## What to work on
Copy out all the lines exactly. Omit pictures.
# # # # #
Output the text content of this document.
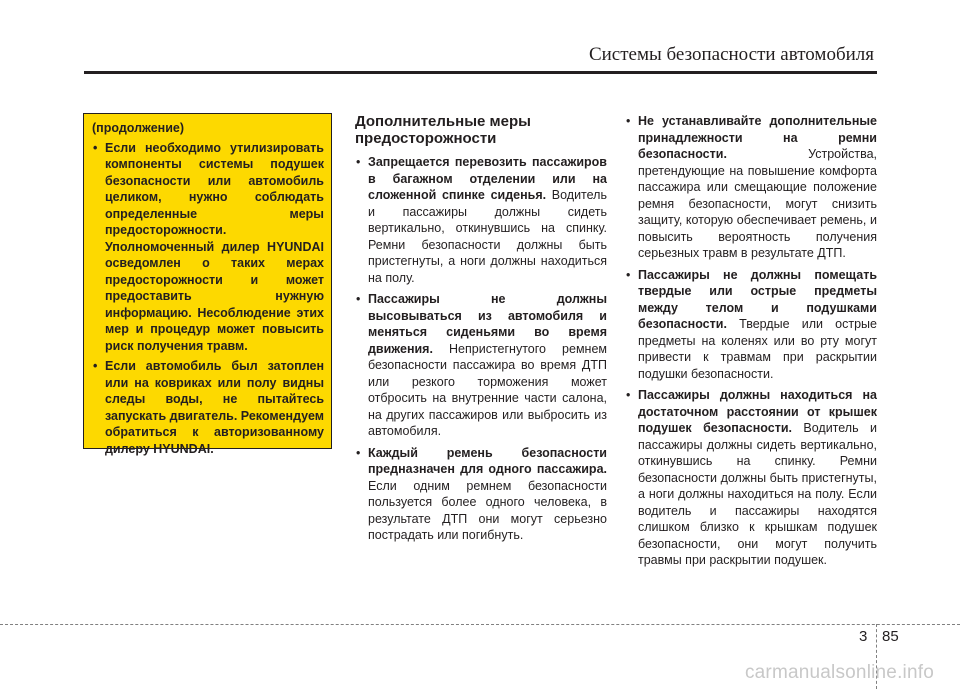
Системы безопасности автомобиля
(продолжение)
• Если необходимо утилизировать компоненты системы подушек безопасности или автомобиль целиком, нужно соблюдать определенные меры предосторожности. Уполномоченный дилер HYUNDAI осведомлен о таких мерах предосторожности и может предоставить нужную информацию. Несоблюдение этих мер и процедур может повысить риск получения травм.
• Если автомобиль был затоплен или на ковриках или полу видны следы воды, не пытайтесь запускать двигатель. Рекомендуем обратиться к авторизованному дилеру HYUNDAI.
Дополнительные меры предосторожности
• Запрещается перевозить пассажиров в багажном отделении или на сложенной спинке сиденья. Водитель и пассажиры должны сидеть вертикально, откинувшись на спинку. Ремни безопасности должны быть пристегнуты, а ноги должны находиться на полу.
• Пассажиры не должны высовываться из автомобиля и меняться сиденьями во время движения. Непристегнутого ремнем безопасности пассажира во время ДТП или резкого торможения может отбросить на внутренние части салона, на других пассажиров или выбросить из автомобиля.
• Каждый ремень безопасности предназначен для одного пассажира. Если одним ремнем безопасности пользуется более одного человека, в результате ДТП они могут серьезно пострадать или погибнуть.
• Не устанавливайте дополнительные принадлежности на ремни безопасности. Устройства, претендующие на повышение комфорта пассажира или смещающие положение ремня безопасности, могут снизить защиту, которую обеспечивает ремень, и повысить вероятность получения серьезных травм в результате ДТП.
• Пассажиры не должны помещать твердые или острые предметы между телом и подушками безопасности. Твердые или острые предметы на коленях или во рту могут привести к травмам при раскрытии подушки безопасности.
• Пассажиры должны находиться на достаточном расстоянии от крышек подушек безопасности. Водитель и пассажиры должны сидеть вертикально, откинувшись на спинку. Ремни безопасности должны быть пристегнуты, а ноги должны находиться на полу. Если водитель и пассажиры находятся слишком близко к крышкам подушек безопасности, они могут получить травмы при раскрытии подушек.
3 85
carmanualsonline.info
# # # # #
## Answer to the exercise
Output the text content of this document.
Системы безопасности автомобиля
(продолжение)
• Если необходимо утилизировать компоненты системы подушек безопасности или автомобиль целиком, нужно соблюдать определенные меры предосторожности. Уполномоченный дилер HYUNDAI осведомлен о таких мерах предосторожности и может предоставить нужную информацию. Несоблюдение этих мер и процедур может повысить риск получения травм.
• Если автомобиль был затоплен или на ковриках или полу видны следы воды, не пытайтесь запускать двигатель. Рекомендуем обратиться к авторизованному дилеру HYUNDAI.
Дополнительные меры предосторожности
• Запрещается перевозить пассажиров в багажном отделении или на сложенной спинке сиденья. Водитель и пассажиры должны сидеть вертикально, откинувшись на спинку. Ремни безопасности должны быть пристегнуты, а ноги должны находиться на полу.
• Пассажиры не должны высовываться из автомобиля и меняться сиденьями во время движения. Непристегнутого ремнем безопасности пассажира во время ДТП или резкого торможения может отбросить на внутренние части салона, на других пассажиров или выбросить из автомобиля.
• Каждый ремень безопасности предназначен для одного пассажира. Если одним ремнем безопасности пользуется более одного человека, в результате ДТП они могут серьезно пострадать или погибнуть.
• Не устанавливайте дополнительные принадлежности на ремни безопасности. Устройства, претендующие на повышение комфорта пассажира или смещающие положение ремня безопасности, могут снизить защиту, которую обеспечивает ремень, и повысить вероятность получения серьезных травм в результате ДТП.
• Пассажиры не должны помещать твердые или острые предметы между телом и подушками безопасности. Твердые или острые предметы на коленях или во рту могут привести к травмам при раскрытии подушки безопасности.
• Пассажиры должны находиться на достаточном расстоянии от крышек подушек безопасности. Водитель и пассажиры должны сидеть вертикально, откинувшись на спинку. Ремни безопасности должны быть пристегнуты, а ноги должны находиться на полу. Если водитель и пассажиры находятся слишком близко к крышкам подушек безопасности, они могут получить травмы при раскрытии подушек.
3 85
carmanualsonline.info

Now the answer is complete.